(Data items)
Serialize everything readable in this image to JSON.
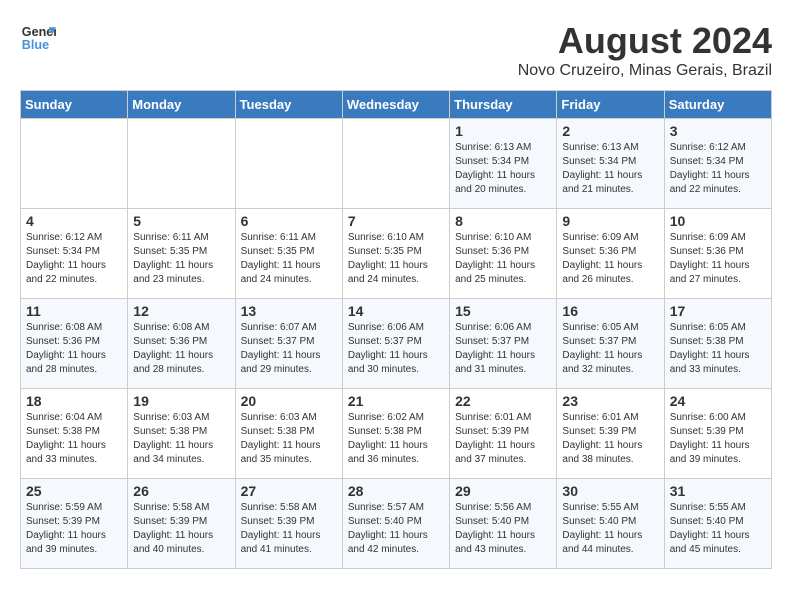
{
  "logo": {
    "line1": "General",
    "line2": "Blue"
  },
  "title": "August 2024",
  "location": "Novo Cruzeiro, Minas Gerais, Brazil",
  "weekdays": [
    "Sunday",
    "Monday",
    "Tuesday",
    "Wednesday",
    "Thursday",
    "Friday",
    "Saturday"
  ],
  "weeks": [
    [
      {
        "day": "",
        "info": ""
      },
      {
        "day": "",
        "info": ""
      },
      {
        "day": "",
        "info": ""
      },
      {
        "day": "",
        "info": ""
      },
      {
        "day": "1",
        "info": "Sunrise: 6:13 AM\nSunset: 5:34 PM\nDaylight: 11 hours\nand 20 minutes."
      },
      {
        "day": "2",
        "info": "Sunrise: 6:13 AM\nSunset: 5:34 PM\nDaylight: 11 hours\nand 21 minutes."
      },
      {
        "day": "3",
        "info": "Sunrise: 6:12 AM\nSunset: 5:34 PM\nDaylight: 11 hours\nand 22 minutes."
      }
    ],
    [
      {
        "day": "4",
        "info": "Sunrise: 6:12 AM\nSunset: 5:34 PM\nDaylight: 11 hours\nand 22 minutes."
      },
      {
        "day": "5",
        "info": "Sunrise: 6:11 AM\nSunset: 5:35 PM\nDaylight: 11 hours\nand 23 minutes."
      },
      {
        "day": "6",
        "info": "Sunrise: 6:11 AM\nSunset: 5:35 PM\nDaylight: 11 hours\nand 24 minutes."
      },
      {
        "day": "7",
        "info": "Sunrise: 6:10 AM\nSunset: 5:35 PM\nDaylight: 11 hours\nand 24 minutes."
      },
      {
        "day": "8",
        "info": "Sunrise: 6:10 AM\nSunset: 5:36 PM\nDaylight: 11 hours\nand 25 minutes."
      },
      {
        "day": "9",
        "info": "Sunrise: 6:09 AM\nSunset: 5:36 PM\nDaylight: 11 hours\nand 26 minutes."
      },
      {
        "day": "10",
        "info": "Sunrise: 6:09 AM\nSunset: 5:36 PM\nDaylight: 11 hours\nand 27 minutes."
      }
    ],
    [
      {
        "day": "11",
        "info": "Sunrise: 6:08 AM\nSunset: 5:36 PM\nDaylight: 11 hours\nand 28 minutes."
      },
      {
        "day": "12",
        "info": "Sunrise: 6:08 AM\nSunset: 5:36 PM\nDaylight: 11 hours\nand 28 minutes."
      },
      {
        "day": "13",
        "info": "Sunrise: 6:07 AM\nSunset: 5:37 PM\nDaylight: 11 hours\nand 29 minutes."
      },
      {
        "day": "14",
        "info": "Sunrise: 6:06 AM\nSunset: 5:37 PM\nDaylight: 11 hours\nand 30 minutes."
      },
      {
        "day": "15",
        "info": "Sunrise: 6:06 AM\nSunset: 5:37 PM\nDaylight: 11 hours\nand 31 minutes."
      },
      {
        "day": "16",
        "info": "Sunrise: 6:05 AM\nSunset: 5:37 PM\nDaylight: 11 hours\nand 32 minutes."
      },
      {
        "day": "17",
        "info": "Sunrise: 6:05 AM\nSunset: 5:38 PM\nDaylight: 11 hours\nand 33 minutes."
      }
    ],
    [
      {
        "day": "18",
        "info": "Sunrise: 6:04 AM\nSunset: 5:38 PM\nDaylight: 11 hours\nand 33 minutes."
      },
      {
        "day": "19",
        "info": "Sunrise: 6:03 AM\nSunset: 5:38 PM\nDaylight: 11 hours\nand 34 minutes."
      },
      {
        "day": "20",
        "info": "Sunrise: 6:03 AM\nSunset: 5:38 PM\nDaylight: 11 hours\nand 35 minutes."
      },
      {
        "day": "21",
        "info": "Sunrise: 6:02 AM\nSunset: 5:38 PM\nDaylight: 11 hours\nand 36 minutes."
      },
      {
        "day": "22",
        "info": "Sunrise: 6:01 AM\nSunset: 5:39 PM\nDaylight: 11 hours\nand 37 minutes."
      },
      {
        "day": "23",
        "info": "Sunrise: 6:01 AM\nSunset: 5:39 PM\nDaylight: 11 hours\nand 38 minutes."
      },
      {
        "day": "24",
        "info": "Sunrise: 6:00 AM\nSunset: 5:39 PM\nDaylight: 11 hours\nand 39 minutes."
      }
    ],
    [
      {
        "day": "25",
        "info": "Sunrise: 5:59 AM\nSunset: 5:39 PM\nDaylight: 11 hours\nand 39 minutes."
      },
      {
        "day": "26",
        "info": "Sunrise: 5:58 AM\nSunset: 5:39 PM\nDaylight: 11 hours\nand 40 minutes."
      },
      {
        "day": "27",
        "info": "Sunrise: 5:58 AM\nSunset: 5:39 PM\nDaylight: 11 hours\nand 41 minutes."
      },
      {
        "day": "28",
        "info": "Sunrise: 5:57 AM\nSunset: 5:40 PM\nDaylight: 11 hours\nand 42 minutes."
      },
      {
        "day": "29",
        "info": "Sunrise: 5:56 AM\nSunset: 5:40 PM\nDaylight: 11 hours\nand 43 minutes."
      },
      {
        "day": "30",
        "info": "Sunrise: 5:55 AM\nSunset: 5:40 PM\nDaylight: 11 hours\nand 44 minutes."
      },
      {
        "day": "31",
        "info": "Sunrise: 5:55 AM\nSunset: 5:40 PM\nDaylight: 11 hours\nand 45 minutes."
      }
    ]
  ]
}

> _THE EXERCISE_
Write out the records above exactly as they stand, leaving out every picture.

> _PROBLEM SOLUTION_
Serialize everything readable in this image to JSON.
{
  "logo": {
    "line1": "General",
    "line2": "Blue"
  },
  "title": "August 2024",
  "location": "Novo Cruzeiro, Minas Gerais, Brazil",
  "weekdays": [
    "Sunday",
    "Monday",
    "Tuesday",
    "Wednesday",
    "Thursday",
    "Friday",
    "Saturday"
  ],
  "weeks": [
    [
      {
        "day": "",
        "info": ""
      },
      {
        "day": "",
        "info": ""
      },
      {
        "day": "",
        "info": ""
      },
      {
        "day": "",
        "info": ""
      },
      {
        "day": "1",
        "info": "Sunrise: 6:13 AM\nSunset: 5:34 PM\nDaylight: 11 hours\nand 20 minutes."
      },
      {
        "day": "2",
        "info": "Sunrise: 6:13 AM\nSunset: 5:34 PM\nDaylight: 11 hours\nand 21 minutes."
      },
      {
        "day": "3",
        "info": "Sunrise: 6:12 AM\nSunset: 5:34 PM\nDaylight: 11 hours\nand 22 minutes."
      }
    ],
    [
      {
        "day": "4",
        "info": "Sunrise: 6:12 AM\nSunset: 5:34 PM\nDaylight: 11 hours\nand 22 minutes."
      },
      {
        "day": "5",
        "info": "Sunrise: 6:11 AM\nSunset: 5:35 PM\nDaylight: 11 hours\nand 23 minutes."
      },
      {
        "day": "6",
        "info": "Sunrise: 6:11 AM\nSunset: 5:35 PM\nDaylight: 11 hours\nand 24 minutes."
      },
      {
        "day": "7",
        "info": "Sunrise: 6:10 AM\nSunset: 5:35 PM\nDaylight: 11 hours\nand 24 minutes."
      },
      {
        "day": "8",
        "info": "Sunrise: 6:10 AM\nSunset: 5:36 PM\nDaylight: 11 hours\nand 25 minutes."
      },
      {
        "day": "9",
        "info": "Sunrise: 6:09 AM\nSunset: 5:36 PM\nDaylight: 11 hours\nand 26 minutes."
      },
      {
        "day": "10",
        "info": "Sunrise: 6:09 AM\nSunset: 5:36 PM\nDaylight: 11 hours\nand 27 minutes."
      }
    ],
    [
      {
        "day": "11",
        "info": "Sunrise: 6:08 AM\nSunset: 5:36 PM\nDaylight: 11 hours\nand 28 minutes."
      },
      {
        "day": "12",
        "info": "Sunrise: 6:08 AM\nSunset: 5:36 PM\nDaylight: 11 hours\nand 28 minutes."
      },
      {
        "day": "13",
        "info": "Sunrise: 6:07 AM\nSunset: 5:37 PM\nDaylight: 11 hours\nand 29 minutes."
      },
      {
        "day": "14",
        "info": "Sunrise: 6:06 AM\nSunset: 5:37 PM\nDaylight: 11 hours\nand 30 minutes."
      },
      {
        "day": "15",
        "info": "Sunrise: 6:06 AM\nSunset: 5:37 PM\nDaylight: 11 hours\nand 31 minutes."
      },
      {
        "day": "16",
        "info": "Sunrise: 6:05 AM\nSunset: 5:37 PM\nDaylight: 11 hours\nand 32 minutes."
      },
      {
        "day": "17",
        "info": "Sunrise: 6:05 AM\nSunset: 5:38 PM\nDaylight: 11 hours\nand 33 minutes."
      }
    ],
    [
      {
        "day": "18",
        "info": "Sunrise: 6:04 AM\nSunset: 5:38 PM\nDaylight: 11 hours\nand 33 minutes."
      },
      {
        "day": "19",
        "info": "Sunrise: 6:03 AM\nSunset: 5:38 PM\nDaylight: 11 hours\nand 34 minutes."
      },
      {
        "day": "20",
        "info": "Sunrise: 6:03 AM\nSunset: 5:38 PM\nDaylight: 11 hours\nand 35 minutes."
      },
      {
        "day": "21",
        "info": "Sunrise: 6:02 AM\nSunset: 5:38 PM\nDaylight: 11 hours\nand 36 minutes."
      },
      {
        "day": "22",
        "info": "Sunrise: 6:01 AM\nSunset: 5:39 PM\nDaylight: 11 hours\nand 37 minutes."
      },
      {
        "day": "23",
        "info": "Sunrise: 6:01 AM\nSunset: 5:39 PM\nDaylight: 11 hours\nand 38 minutes."
      },
      {
        "day": "24",
        "info": "Sunrise: 6:00 AM\nSunset: 5:39 PM\nDaylight: 11 hours\nand 39 minutes."
      }
    ],
    [
      {
        "day": "25",
        "info": "Sunrise: 5:59 AM\nSunset: 5:39 PM\nDaylight: 11 hours\nand 39 minutes."
      },
      {
        "day": "26",
        "info": "Sunrise: 5:58 AM\nSunset: 5:39 PM\nDaylight: 11 hours\nand 40 minutes."
      },
      {
        "day": "27",
        "info": "Sunrise: 5:58 AM\nSunset: 5:39 PM\nDaylight: 11 hours\nand 41 minutes."
      },
      {
        "day": "28",
        "info": "Sunrise: 5:57 AM\nSunset: 5:40 PM\nDaylight: 11 hours\nand 42 minutes."
      },
      {
        "day": "29",
        "info": "Sunrise: 5:56 AM\nSunset: 5:40 PM\nDaylight: 11 hours\nand 43 minutes."
      },
      {
        "day": "30",
        "info": "Sunrise: 5:55 AM\nSunset: 5:40 PM\nDaylight: 11 hours\nand 44 minutes."
      },
      {
        "day": "31",
        "info": "Sunrise: 5:55 AM\nSunset: 5:40 PM\nDaylight: 11 hours\nand 45 minutes."
      }
    ]
  ]
}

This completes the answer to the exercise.